All records should be reproduced verbatim.

---------- Supplied entries ----------

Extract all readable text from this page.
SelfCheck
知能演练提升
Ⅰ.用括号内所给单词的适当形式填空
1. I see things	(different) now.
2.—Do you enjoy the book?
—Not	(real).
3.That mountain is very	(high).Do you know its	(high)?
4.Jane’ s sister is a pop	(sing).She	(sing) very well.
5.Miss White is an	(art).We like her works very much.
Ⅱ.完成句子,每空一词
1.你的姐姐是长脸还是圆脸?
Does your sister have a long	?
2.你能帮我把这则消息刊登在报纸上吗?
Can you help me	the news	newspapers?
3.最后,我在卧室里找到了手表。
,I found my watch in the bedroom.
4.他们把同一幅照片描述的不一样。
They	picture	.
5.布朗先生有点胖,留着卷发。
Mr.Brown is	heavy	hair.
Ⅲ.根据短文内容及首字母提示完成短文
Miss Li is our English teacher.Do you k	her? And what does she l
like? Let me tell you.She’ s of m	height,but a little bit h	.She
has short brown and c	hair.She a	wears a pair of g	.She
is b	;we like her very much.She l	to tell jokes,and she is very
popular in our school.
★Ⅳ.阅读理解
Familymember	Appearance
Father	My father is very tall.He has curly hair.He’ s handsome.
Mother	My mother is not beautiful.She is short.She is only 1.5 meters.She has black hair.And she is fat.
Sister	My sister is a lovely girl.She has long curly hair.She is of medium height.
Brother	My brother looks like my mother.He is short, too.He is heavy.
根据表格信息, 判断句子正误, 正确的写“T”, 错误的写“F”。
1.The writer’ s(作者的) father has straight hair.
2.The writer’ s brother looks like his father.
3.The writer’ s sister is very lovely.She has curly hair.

----------

Solution to this task:
Extract all readable text from this page.
SelfCheck
知能演练提升
Ⅰ.用括号内所给单词的适当形式填空
1. I see things	(different) now.
2.—Do you enjoy the book?
—Not	(real).
3.That mountain is very	(high).Do you know its	(high)?
4.Jane’ s sister is a pop	(sing).She	(sing) very well.
5.Miss White is an	(art).We like her works very much.
Ⅱ.完成句子,每空一词
1.你的姐姐是长脸还是圆脸?
Does your sister have a long	?
2.你能帮我把这则消息刊登在报纸上吗?
Can you help me	the news	newspapers?
3.最后,我在卧室里找到了手表。
,I found my watch in the bedroom.
4.他们把同一幅照片描述的不一样。
They	picture	.
5.布朗先生有点胖,留着卷发。
Mr.Brown is	heavy	hair.
Ⅲ.根据短文内容及首字母提示完成短文
Miss Li is our English teacher.Do you k	her? And what does she l
like? Let me tell you.She’ s of m	height,but a little bit h	.She
has short brown and c	hair.She a	wears a pair of g	.She
is b	;we like her very much.She l	to tell jokes,and she is very
popular in our school.
★Ⅳ.阅读理解
Familymember	Appearance
Father	My father is very tall.He has curly hair.He’ s handsome.
Mother	My mother is not beautiful.She is short.She is only 1.5 meters.She has black hair.And she is fat.
Sister	My sister is a lovely girl.She has long curly hair.She is of medium height.
Brother	My brother looks like my mother.He is short, too.He is heavy.
根据表格信息, 判断句子正误, 正确的写“T”, 错误的写“F”。
1.The writer’ s(作者的) father has straight hair.
2.The writer’ s brother looks like his father.
3.The writer’ s sister is very lovely.She has curly hair.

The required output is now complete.